→ **WORK INSTRUCTIONS**: Please set down the stretch of the graph partitioner example below from "import logging" through "super(MLP, self).__init__()", copied word for word.

→ **SUPPLIED PASSAGE**:
START
This example demonstrates using the graph partitioner.

The below model is a simple MLP model with sorted log softmax output.
The sort operator, ``torch.sort()`` or ``aten::sort``, is not supported
by ``neuronx-cc`` at this time, so the graph partitioner will partition
out the sort operator to CPU.

.. code-block:: python

  import torch
  import torch_neuronx
  import torch.nn as nn

  import logging
  
  # adjust logger level to see what the partitioner is doing
  logger = logging.getLogger("Neuron")

  class MLP(nn.Module):
      def __init__(
          self, input_size=28 * 28, output_size=10, layers=[4096, 2048]
      ):
          super(MLP, self).__init__()
          self.fc1 = nn.Linear(input_size, layers[0])
          self.fc2 = nn.Linear(layers[0], layers[1])
          self.fc3 = nn.Linear(layers[1], output_size)
          self.relu = nn.ReLU()

      def forward(self, x):
          f1 = self.fc1(x)
          r1 = self.relu(f1)
          f2 = self.fc2(r1)
END
→ **INFORMATION SHOWN**:
START
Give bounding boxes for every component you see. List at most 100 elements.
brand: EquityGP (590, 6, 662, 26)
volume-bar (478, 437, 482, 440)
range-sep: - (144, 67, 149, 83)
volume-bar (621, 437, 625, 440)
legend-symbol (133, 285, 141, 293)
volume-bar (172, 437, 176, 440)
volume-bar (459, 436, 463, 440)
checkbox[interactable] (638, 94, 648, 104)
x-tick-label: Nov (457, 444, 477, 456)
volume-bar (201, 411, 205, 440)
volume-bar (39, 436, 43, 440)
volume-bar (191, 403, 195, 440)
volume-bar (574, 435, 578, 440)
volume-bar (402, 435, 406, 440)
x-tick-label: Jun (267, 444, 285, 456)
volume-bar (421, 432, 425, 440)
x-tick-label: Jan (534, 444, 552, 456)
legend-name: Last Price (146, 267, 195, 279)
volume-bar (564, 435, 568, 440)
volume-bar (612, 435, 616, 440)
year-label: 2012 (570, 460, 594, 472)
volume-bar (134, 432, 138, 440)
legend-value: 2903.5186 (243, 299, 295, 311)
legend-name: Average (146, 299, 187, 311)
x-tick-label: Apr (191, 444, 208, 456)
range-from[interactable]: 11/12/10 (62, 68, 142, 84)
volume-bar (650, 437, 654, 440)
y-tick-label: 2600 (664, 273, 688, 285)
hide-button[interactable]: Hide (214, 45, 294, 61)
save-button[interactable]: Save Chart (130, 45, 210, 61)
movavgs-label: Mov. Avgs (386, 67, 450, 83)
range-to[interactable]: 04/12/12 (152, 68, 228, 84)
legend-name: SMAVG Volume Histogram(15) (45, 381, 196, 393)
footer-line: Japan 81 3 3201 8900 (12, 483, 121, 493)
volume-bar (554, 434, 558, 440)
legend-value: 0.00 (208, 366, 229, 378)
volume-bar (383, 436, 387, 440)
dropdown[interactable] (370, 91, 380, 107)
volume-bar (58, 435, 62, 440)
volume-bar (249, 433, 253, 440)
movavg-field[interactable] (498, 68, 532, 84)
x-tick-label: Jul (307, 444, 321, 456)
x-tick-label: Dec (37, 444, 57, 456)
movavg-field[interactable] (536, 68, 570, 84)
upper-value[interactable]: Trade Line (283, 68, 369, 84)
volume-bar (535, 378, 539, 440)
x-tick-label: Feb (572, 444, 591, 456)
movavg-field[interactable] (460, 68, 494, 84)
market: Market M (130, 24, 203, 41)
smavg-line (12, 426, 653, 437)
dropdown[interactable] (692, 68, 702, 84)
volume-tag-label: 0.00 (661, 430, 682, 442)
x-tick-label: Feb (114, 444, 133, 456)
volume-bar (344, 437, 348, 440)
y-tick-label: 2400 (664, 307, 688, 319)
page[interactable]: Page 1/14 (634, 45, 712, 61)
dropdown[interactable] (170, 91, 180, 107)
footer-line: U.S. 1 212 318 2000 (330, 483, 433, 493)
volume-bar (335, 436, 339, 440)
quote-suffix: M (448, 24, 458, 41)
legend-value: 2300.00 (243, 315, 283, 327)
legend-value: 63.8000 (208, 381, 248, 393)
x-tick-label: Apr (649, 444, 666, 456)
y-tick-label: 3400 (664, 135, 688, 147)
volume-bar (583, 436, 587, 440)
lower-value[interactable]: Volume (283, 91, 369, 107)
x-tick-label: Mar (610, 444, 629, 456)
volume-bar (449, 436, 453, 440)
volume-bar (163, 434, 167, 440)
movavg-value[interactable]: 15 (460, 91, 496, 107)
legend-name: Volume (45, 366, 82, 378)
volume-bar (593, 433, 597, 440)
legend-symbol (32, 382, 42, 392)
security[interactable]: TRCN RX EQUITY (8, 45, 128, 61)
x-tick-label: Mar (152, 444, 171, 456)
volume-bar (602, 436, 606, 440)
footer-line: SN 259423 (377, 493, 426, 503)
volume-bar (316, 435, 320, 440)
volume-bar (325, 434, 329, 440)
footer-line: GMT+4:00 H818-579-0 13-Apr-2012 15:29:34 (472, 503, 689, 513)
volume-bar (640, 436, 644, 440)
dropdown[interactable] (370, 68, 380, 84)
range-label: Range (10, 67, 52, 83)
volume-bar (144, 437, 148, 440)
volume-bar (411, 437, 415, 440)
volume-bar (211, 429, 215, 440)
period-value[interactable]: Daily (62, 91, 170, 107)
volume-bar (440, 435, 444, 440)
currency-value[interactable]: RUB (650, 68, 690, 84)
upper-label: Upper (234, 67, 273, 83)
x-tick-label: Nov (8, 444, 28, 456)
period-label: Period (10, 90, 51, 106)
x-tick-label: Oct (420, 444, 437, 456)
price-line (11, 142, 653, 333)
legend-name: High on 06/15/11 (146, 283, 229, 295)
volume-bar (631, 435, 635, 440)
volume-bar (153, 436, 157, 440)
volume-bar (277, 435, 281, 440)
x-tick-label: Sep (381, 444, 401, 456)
END
→ **COMPLETE OUTPUT**:
import logging
  
  # adjust logger level to see what the partitioner is doing
  logger = logging.getLogger("Neuron")

  class MLP(nn.Module):
      def __init__(
          self, input_size=28 * 28, output_size=10, layers=[4096, 2048]
      ):
          super(MLP, self).__init__()